┌─ Document passage

File Forms 8804 and 8805 separately from Form 1065, U.S. Return of Partnership Income, or Form 1065-B, U.S. Return of Income for Electing Large Partnerships.

If you need more time, you may file Form 7004, Application for Automatic 6-Month Extension of Time To File Certain Business Income Tax, Information, and Other Returns, to request an extension of time to file Form 8804. The extension may not be for more than 6 months except for taxpayers who are abroad. Form 7004 does not extend the time for payment of tax.

Form 8813

File on or before the 15th day of the 4th, 6th, 9th, and 12th months of the partnership's tax year for U.S. income tax purposes.

Where To File

File Forms 8804, 8805, and 8813 with:

Internal Revenue Service Center
P.O. Box 409101
Ogden, UT 84409

Taxpayer Identifying Number

To insure proper crediting of the withholding tax when reporting to the IRS, a partnership must provide a U.S. taxpayer identifying number (TIN) for each foreign partner. The partnership should notify any of its foreign partners without such a number of the necessity of obtaining a U.S. identifying number. An individual's identifying number is the individual's social security number (SSN) or individual taxpayer identification number (ITIN). Any other partner's identifying number is its U.S. employer identification number (EIN).

Certain aliens who do not have and are not eligible to get an SSN may apply for an ITIN on Form W-7, Application for IRS Individual Taxpayer Identification Number. The application is also available in Spanish.

Requirement To Make Withholding Tax Payments

A foreign or domestic partnership that has effectively connected taxable income allocable to a foreign partner must pay a withholding tax equal to the applicable percentage of the effectively connected taxable income that is allocable to its foreign partners. However, this requirement does not apply to a partnership treated as a corporation under the general rule of section 7704(a). Effectively connected taxable income is defined on page 2. Applicable percentage is defined on page 3.

└─

• [Required actions]
[a] According to the filing instructions, why must a partnership provide a U.S. taxpayer identifying number for each foreign partner?
[b] From the filing instructions, extract the passage starting at "Where To File" and ending at "identification number (EIN).".
[c] Answer these questions from the filing instructions:
(i) Which form may be filed to request more time to file Form 8804?
(ii) In which city and state is the IRS service center where Forms 8804, 8805, and 8813 are filed?
(iii) What identifying number is used for a partner who is not an individual?

┌─ Data segment

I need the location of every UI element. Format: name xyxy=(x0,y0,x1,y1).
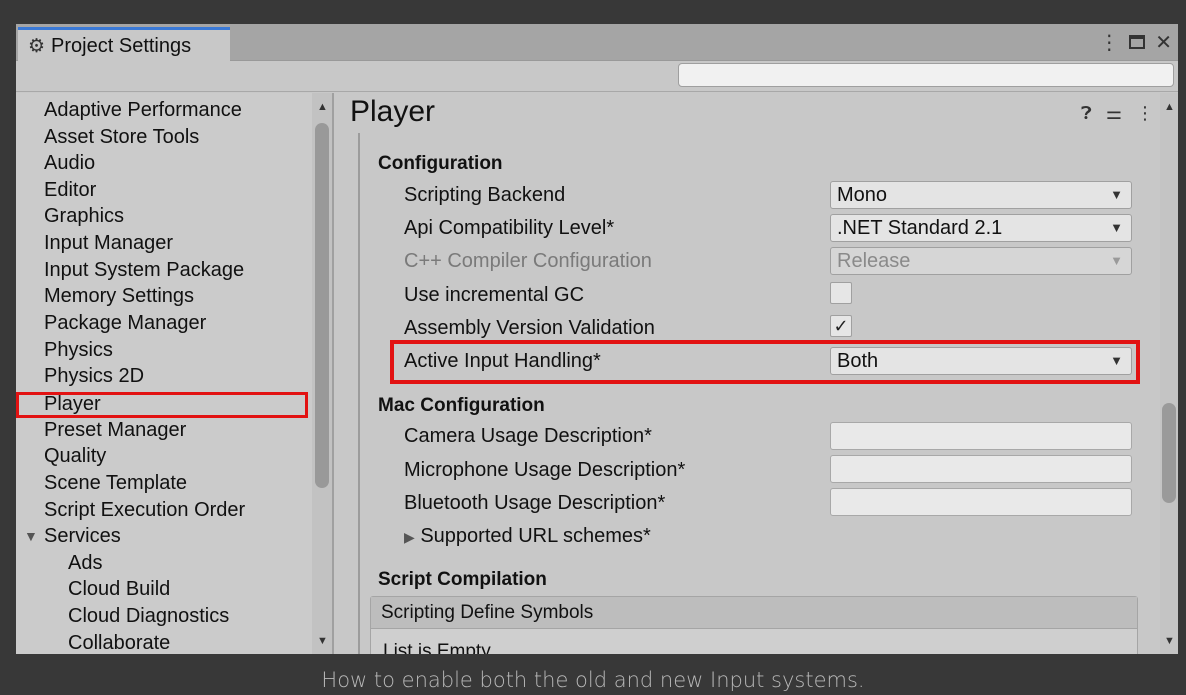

└─

• [Answers to the exercises]
[a] The partnership must provide a taxpayer identifying number for each foreign partner so that the withholding tax is properly credited when it is reported to the IRS.

[b]
Where To File

File Forms 8804, 8805, and 8813 with:

Internal Revenue Service Center
P.O. Box 409101
Ogden, UT 84409

Taxpayer Identifying Number

To insure proper crediting of the withholding tax when reporting to the IRS, a partnership must provide a U.S. taxpayer identifying number (TIN) for each foreign partner. The partnership should notify any of its foreign partners without such a number of the necessity of obtaining a U.S. identifying number. An individual's identifying number is the individual's social security number (SSN) or individual taxpayer identification number (ITIN). Any other partner's identifying number is its U.S. employer identification number (EIN).

[c]
(i) Form 7004, Application for Automatic 6-Month Extension of Time To File Certain Business Income Tax, Information, and Other Returns.
(ii) Ogden, UT.
(iii) Its U.S. employer identification number (EIN).